#### WHAT TO PRODUCE:
State how many lines include "policy", giving the number by itself.
───
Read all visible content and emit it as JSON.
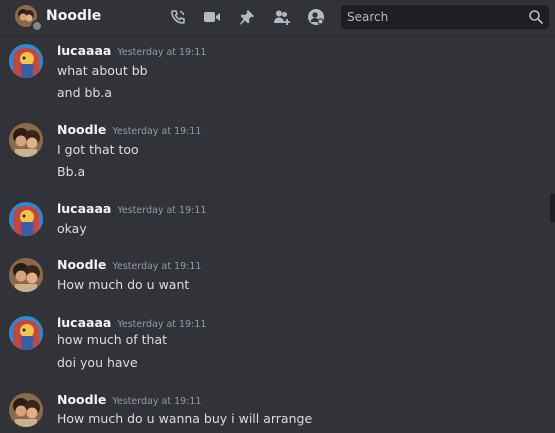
{
  "header": {
    "channel_name": "Noodle",
    "search_placeholder": "Search"
  },
  "messages": [
    {
      "author": "lucaaaa",
      "timestamp": "Yesterday at 19:11",
      "avatar": "lucaaaa-avatar",
      "lines": [
        "what about bb",
        "and bb.a"
      ]
    },
    {
      "author": "Noodle",
      "timestamp": "Yesterday at 19:11",
      "avatar": "noodle-avatar",
      "lines": [
        "I got that too",
        "Bb.a"
      ]
    },
    {
      "author": "lucaaaa",
      "timestamp": "Yesterday at 19:11",
      "avatar": "lucaaaa-avatar",
      "lines": [
        "okay"
      ]
    },
    {
      "author": "Noodle",
      "timestamp": "Yesterday at 19:11",
      "avatar": "noodle-avatar",
      "lines": [
        "How much do u want"
      ]
    },
    {
      "author": "lucaaaa",
      "timestamp": "Yesterday at 19:11",
      "avatar": "lucaaaa-avatar",
      "lines": [
        "how much of that",
        "doi you have"
      ]
    },
    {
      "author": "Noodle",
      "timestamp": "Yesterday at 19:11",
      "avatar": "noodle-avatar",
      "lines": [
        "How much do u wanna buy i will arrange"
      ]
    }
  ],
  "icons": [
    "phone-call-icon",
    "video-call-icon",
    "pin-icon",
    "add-friend-icon",
    "user-profile-icon",
    "search-icon"
  ],
  "colors": {
    "background": "#313338",
    "search_background": "#1e1f22",
    "text": "#dbdee1",
    "muted": "#949ba4"
  }
}
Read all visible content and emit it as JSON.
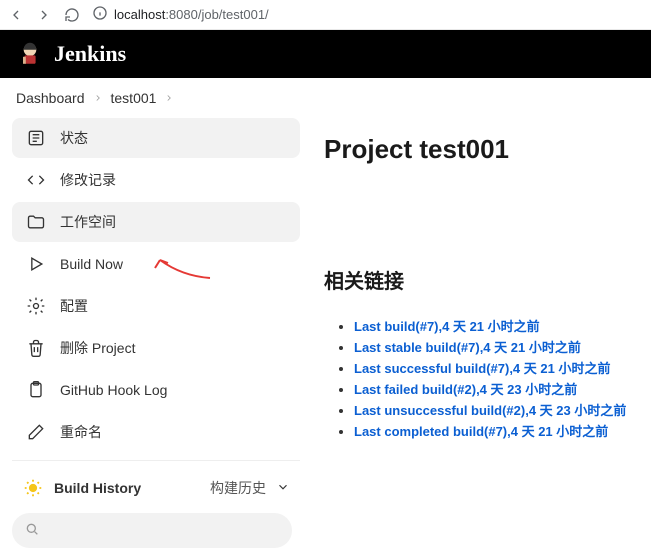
{
  "browser": {
    "url_prefix": "localhost",
    "url_rest": ":8080/job/test001/"
  },
  "header": {
    "title": "Jenkins"
  },
  "breadcrumbs": [
    "Dashboard",
    "test001"
  ],
  "sidebar": {
    "items": [
      {
        "label": "状态"
      },
      {
        "label": "修改记录"
      },
      {
        "label": "工作空间"
      },
      {
        "label": "Build Now"
      },
      {
        "label": "配置"
      },
      {
        "label": "删除 Project"
      },
      {
        "label": "GitHub Hook Log"
      },
      {
        "label": "重命名"
      }
    ],
    "buildHistory": {
      "title": "Build History",
      "subtitle": "构建历史"
    }
  },
  "content": {
    "title": "Project test001",
    "relatedHeading": "相关链接",
    "links": [
      "Last build(#7),4 天 21 小时之前",
      "Last stable build(#7),4 天 21 小时之前",
      "Last successful build(#7),4 天 21 小时之前",
      "Last failed build(#2),4 天 23 小时之前",
      "Last unsuccessful build(#2),4 天 23 小时之前",
      "Last completed build(#7),4 天 21 小时之前"
    ]
  }
}
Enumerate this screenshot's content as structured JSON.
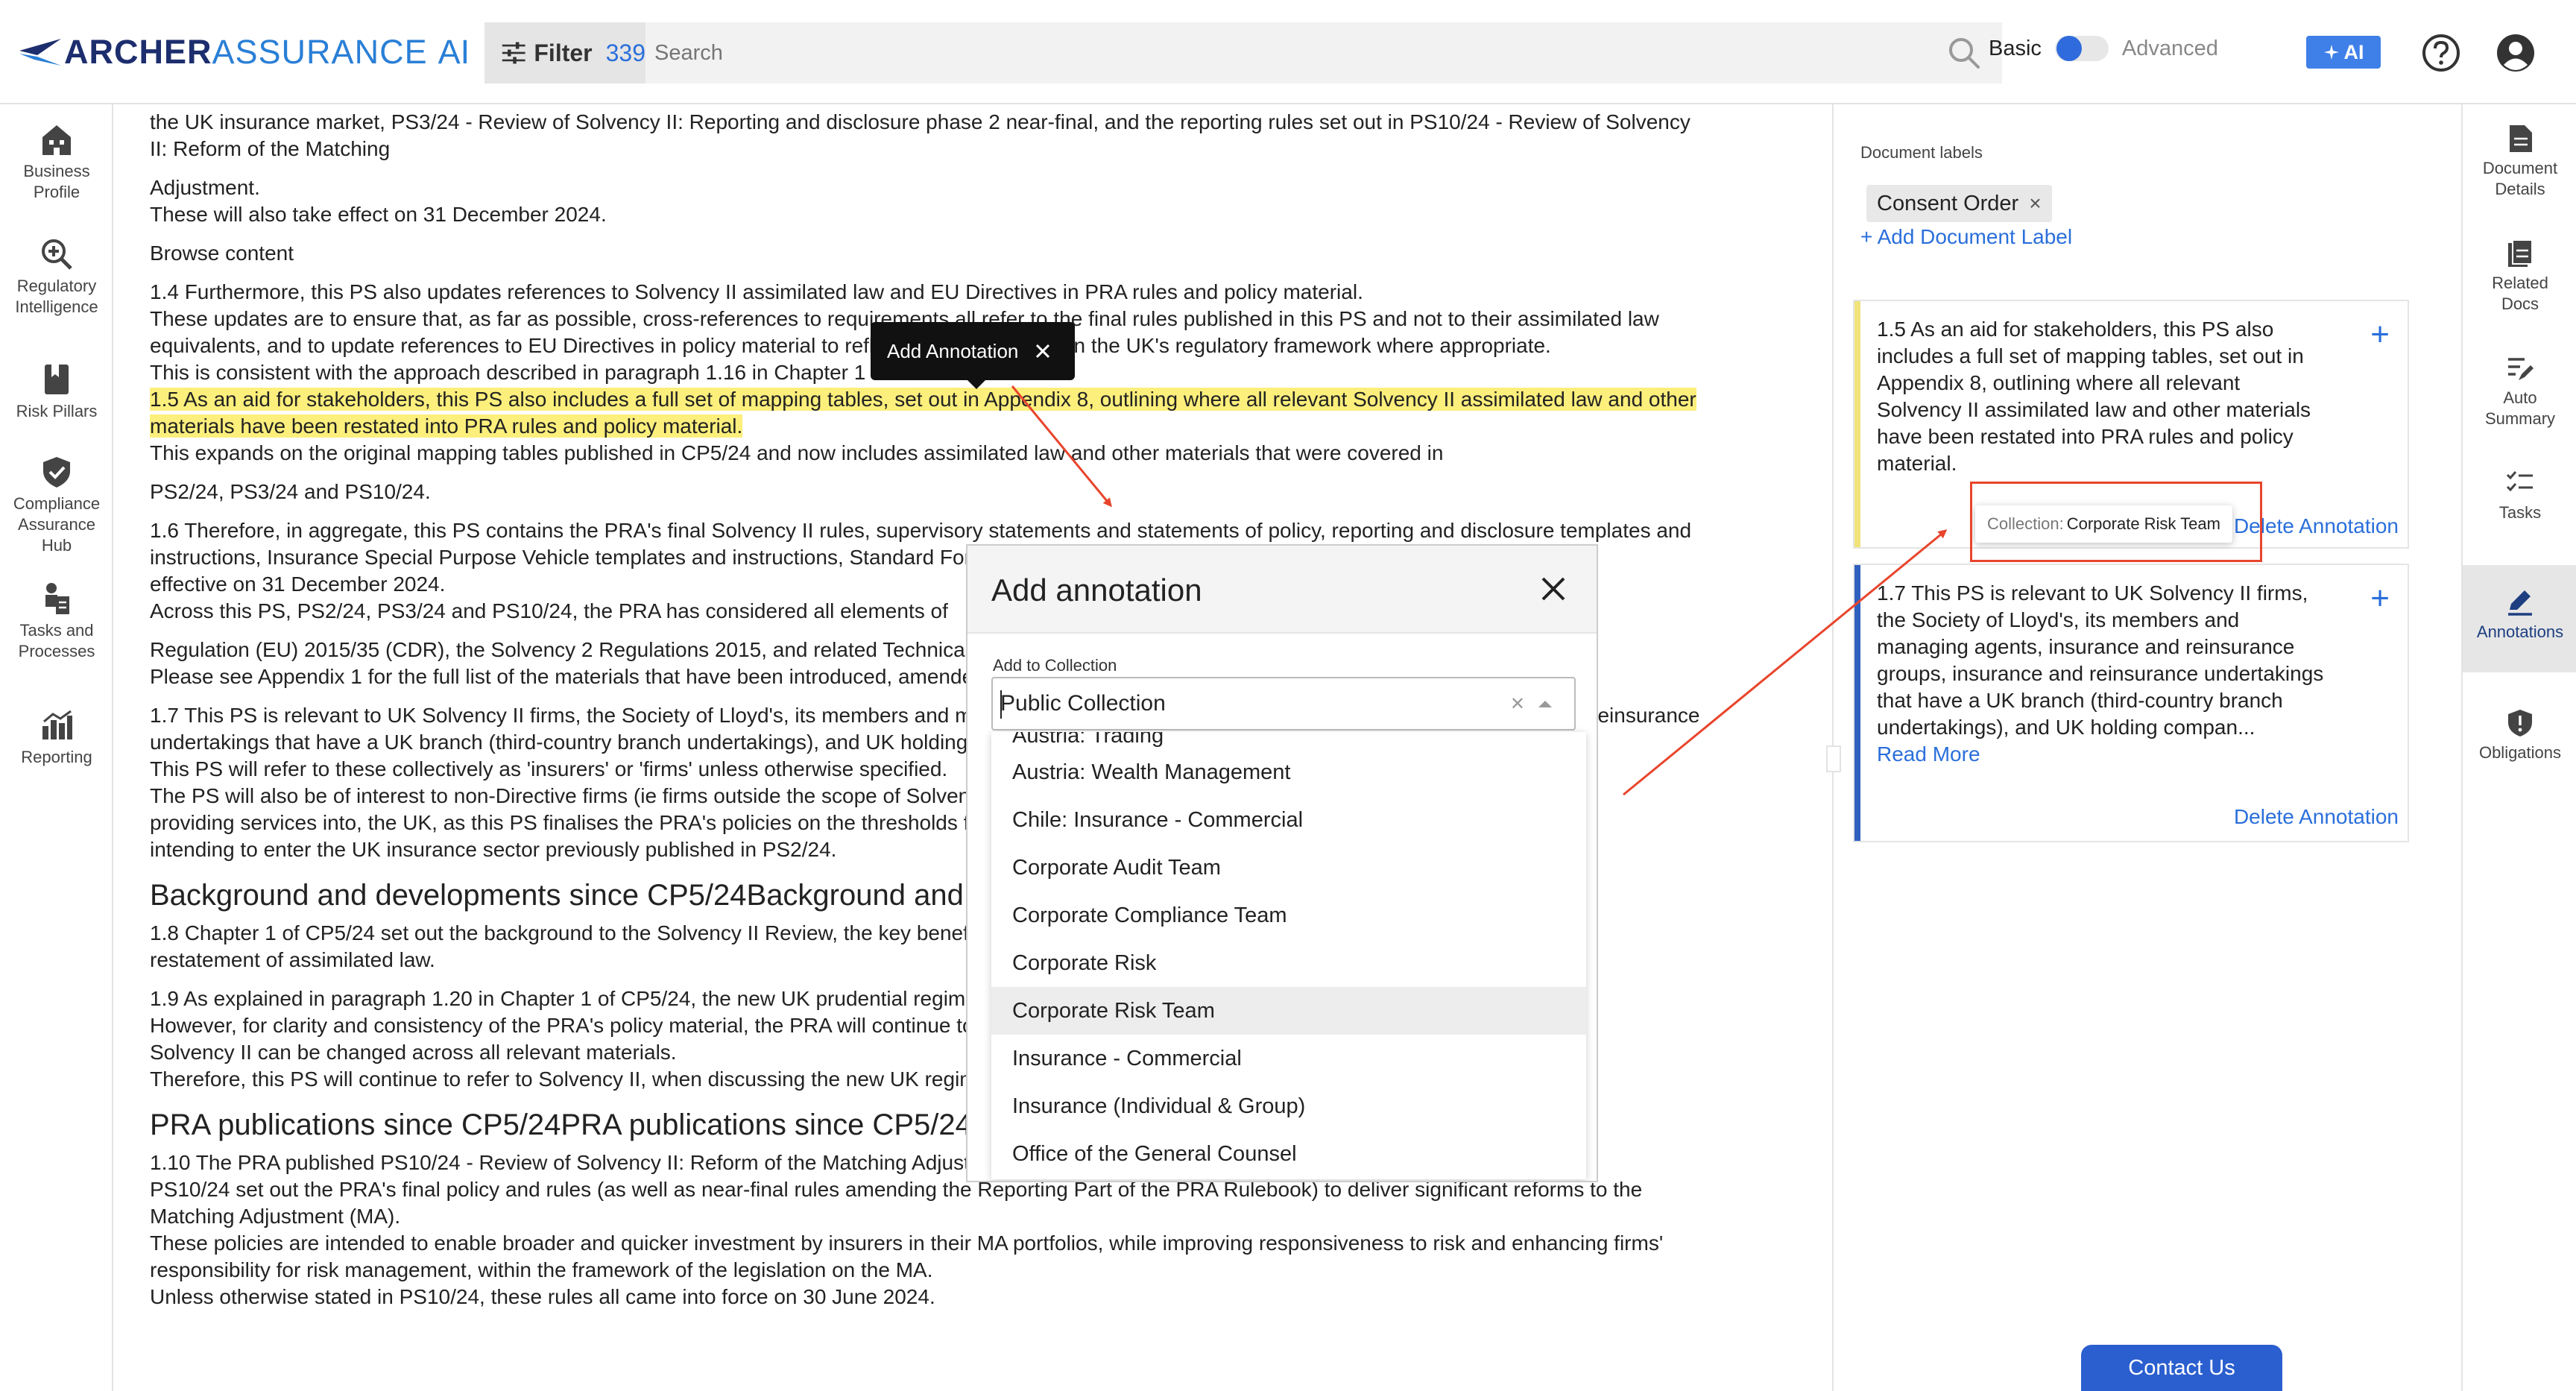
{
  "header": {
    "logo_primary": "ARCHER",
    "logo_secondary": "ASSURANCE",
    "logo_ai": "AI",
    "filter_label": "Filter",
    "filter_count": "339",
    "search_placeholder": "Search",
    "mode_basic": "Basic",
    "mode_advanced": "Advanced",
    "ai_button": "AI"
  },
  "left_nav": [
    {
      "label1": "Business",
      "label2": "Profile",
      "icon": "building-icon"
    },
    {
      "label1": "Regulatory",
      "label2": "Intelligence",
      "icon": "search-plus-icon"
    },
    {
      "label1": "Risk Pillars",
      "label2": "",
      "icon": "bookmark-icon"
    },
    {
      "label1": "Compliance",
      "label2": "Assurance",
      "label3": "Hub",
      "icon": "shield-check-icon"
    },
    {
      "label1": "Tasks and",
      "label2": "Processes",
      "icon": "person-clipboard-icon"
    },
    {
      "label1": "Reporting",
      "label2": "",
      "icon": "bar-chart-icon"
    }
  ],
  "right_nav": [
    {
      "label1": "Document",
      "label2": "Details",
      "icon": "document-icon"
    },
    {
      "label1": "Related",
      "label2": "Docs",
      "icon": "documents-icon"
    },
    {
      "label1": "Auto",
      "label2": "Summary",
      "icon": "edit-lines-icon"
    },
    {
      "label1": "Tasks",
      "label2": "",
      "icon": "checklist-icon"
    },
    {
      "label1": "Annotations",
      "label2": "",
      "icon": "pencil-icon"
    },
    {
      "label1": "Obligations",
      "label2": "",
      "icon": "shield-exclamation-icon"
    }
  ],
  "document": {
    "p1a": "the UK insurance market, PS3/24 - Review of Solvency II: Reporting and disclosure phase 2 near-final, and the reporting rules set out in PS10/24 - Review of Solvency",
    "p1b": "II: Reform of the Matching",
    "p2a": "Adjustment.",
    "p2b": "These will also take effect on 31 December 2024.",
    "p3": "Browse content",
    "p4a": "1.4 Furthermore, this PS also updates references to Solvency II assimilated law and EU Directives in PRA rules and policy material.",
    "p4b": "These updates are to ensure that, as far as possible, cross-references to requirements all refer to the final rules published in this PS and not to their assimilated law",
    "p4c": "equivalents, and to update references to EU Directives in policy material to reflect the UK's position in the UK's regulatory framework where appropriate.",
    "p4d": "This is consistent with the approach described in paragraph 1.16 in Chapter 1 of CP5/24.",
    "p5a": "1.5 As an aid for stakeholders, this PS also includes a full set of mapping tables, set out in Appendix 8, outlining where all relevant Solvency II assimilated law and other",
    "p5b": "materials have been restated into PRA rules and policy material.",
    "p5c": "This expands on the original mapping tables published in CP5/24 and now includes assimilated law and other materials that were covered in",
    "p6": "PS2/24, PS3/24 and PS10/24.",
    "p7a": "1.6 Therefore, in aggregate, this PS contains the PRA's final Solvency II rules, supervisory statements and statements of policy, reporting and disclosure templates and",
    "p7b": "instructions, Insurance Special Purpose Vehicle templates and instructions, Standard Formula model and other materials. Those are the materials that will be",
    "p7c": "effective on 31 December 2024.",
    "p7d": "Across this PS, PS2/24, PS3/24 and PS10/24, the PRA has considered all elements of",
    "p8a": "Regulation (EU) 2015/35 (CDR), the Solvency 2 Regulations 2015, and related Technical Standards",
    "p8b": "Please see Appendix 1 for the full list of the materials that have been introduced, amended or deleted.",
    "p9a": "1.7 This PS is relevant to UK Solvency II firms, the Society of Lloyd's, its members and managing agents, insurance and reinsurance groups, insurance and reinsurance",
    "p9b": "undertakings that have a UK branch (third-country branch undertakings), and UK holding companies.",
    "p9c": "This PS will refer to these collectively as 'insurers' or 'firms' unless otherwise specified.",
    "p9d": "The PS will also be of interest to non-Directive firms (ie firms outside the scope of Solvency II) regardless of the market they are operating in, or",
    "p9e": "providing services into, the UK, as this PS finalises the PRA's policies on the thresholds for Solvency II firms, and to prospective insurers",
    "p9f": "intending to enter the UK insurance sector previously published in PS2/24.",
    "h1": "Background and developments since CP5/24Background and developments since CP5/24",
    "p10a": "1.8 Chapter 1 of CP5/24 set out the background to the Solvency II Review, the key benefits of the reforms, and the scope of the",
    "p10b": "restatement of assimilated law.",
    "p11a": "1.9 As explained in paragraph 1.20 in Chapter 1 of CP5/24, the new UK prudential regime for insurers is referred to as Solvency UK.",
    "p11b": "However, for clarity and consistency of the PRA's policy material, the PRA will continue to refer to Solvency II until references to",
    "p11c": "Solvency II can be changed across all relevant materials.",
    "p11d": "Therefore, this PS will continue to refer to Solvency II, when discussing the new UK regime.",
    "h2": "PRA publications since CP5/24PRA publications since CP5/24",
    "p12a": "1.10 The PRA published PS10/24 - Review of Solvency II: Reform of the Matching Adjustment on 6 June 2024.",
    "p12b": "PS10/24 set out the PRA's final policy and rules (as well as near-final rules amending the Reporting Part of the PRA Rulebook) to deliver significant reforms to the",
    "p12c": "Matching Adjustment (MA).",
    "p12d": "These policies are intended to enable broader and quicker investment by insurers in their MA portfolios, while improving responsiveness to risk and enhancing firms'",
    "p12e": "responsibility for risk management, within the framework of the legislation on the MA.",
    "p12f": "Unless otherwise stated in PS10/24, these rules all came into force on 30 June 2024."
  },
  "annotation_tip": {
    "label": "Add Annotation"
  },
  "modal": {
    "title": "Add annotation",
    "collection_label": "Add to Collection",
    "selected": "Public Collection",
    "options_partial": "Austria: Trading",
    "options": [
      "Austria: Wealth Management",
      "Chile: Insurance - Commercial",
      "Corporate Audit Team",
      "Corporate Compliance Team",
      "Corporate Risk",
      "Corporate Risk Team",
      "Insurance - Commercial",
      "Insurance (Individual & Group)",
      "Office of the General Counsel"
    ],
    "highlighted_option_index": 5
  },
  "sidepanel": {
    "title": "Document labels",
    "label_chip": "Consent Order",
    "add_label": "+ Add Document Label",
    "cards": [
      {
        "lines": [
          "1.5 As an aid for stakeholders, this PS also",
          "includes a full set of mapping tables, set out in",
          "Appendix 8, outlining where all relevant",
          "Solvency II assimilated law and other materials",
          "have been restated into PRA rules and policy",
          "material."
        ],
        "delete": "Delete Annotation",
        "bar_color": "#f0e37a"
      },
      {
        "lines": [
          "1.7 This PS is relevant to UK Solvency II firms,",
          "the Society of Lloyd's, its members and",
          "managing agents, insurance and reinsurance",
          "groups, insurance and reinsurance undertakings",
          "that have a UK branch (third-country branch",
          "undertakings), and UK holding compan..."
        ],
        "read_more": "Read More",
        "delete": "Delete Annotation",
        "bar_color": "#2f5fbf"
      }
    ],
    "tooltip_key": "Collection:",
    "tooltip_value": "Corporate Risk Team"
  },
  "contact_button": "Contact Us",
  "colors": {
    "accent": "#2a6fdb",
    "highlight": "#fcef7c",
    "callout": "#e8452c"
  }
}
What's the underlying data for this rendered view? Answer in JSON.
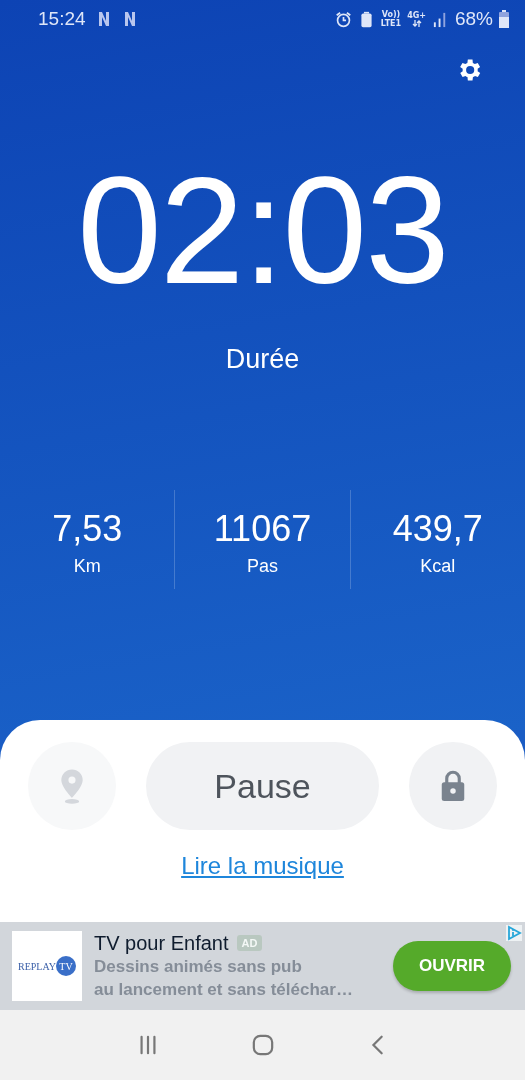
{
  "status_bar": {
    "time": "15:24",
    "volte": "Vo))",
    "lte": "LTE1",
    "network": "4G+",
    "battery": "68%"
  },
  "timer": {
    "value": "02:03",
    "label": "Durée"
  },
  "stats": [
    {
      "value": "7,53",
      "unit": "Km"
    },
    {
      "value": "11067",
      "unit": "Pas"
    },
    {
      "value": "439,7",
      "unit": "Kcal"
    }
  ],
  "controls": {
    "location_button": {
      "disabled": true
    },
    "pause_button": {
      "label": "Pause"
    },
    "lock_button": {
      "disabled": false
    },
    "music_link": "Lire la musique"
  },
  "ad": {
    "logo": [
      "REPLAY",
      "TV"
    ],
    "title": "TV pour Enfant",
    "badge": "AD",
    "description": [
      "Dessins animés sans pub",
      "au lancement et sans téléchar…"
    ],
    "button": "OUVRIR"
  }
}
───
#### EXERCISE SOLUTION:
7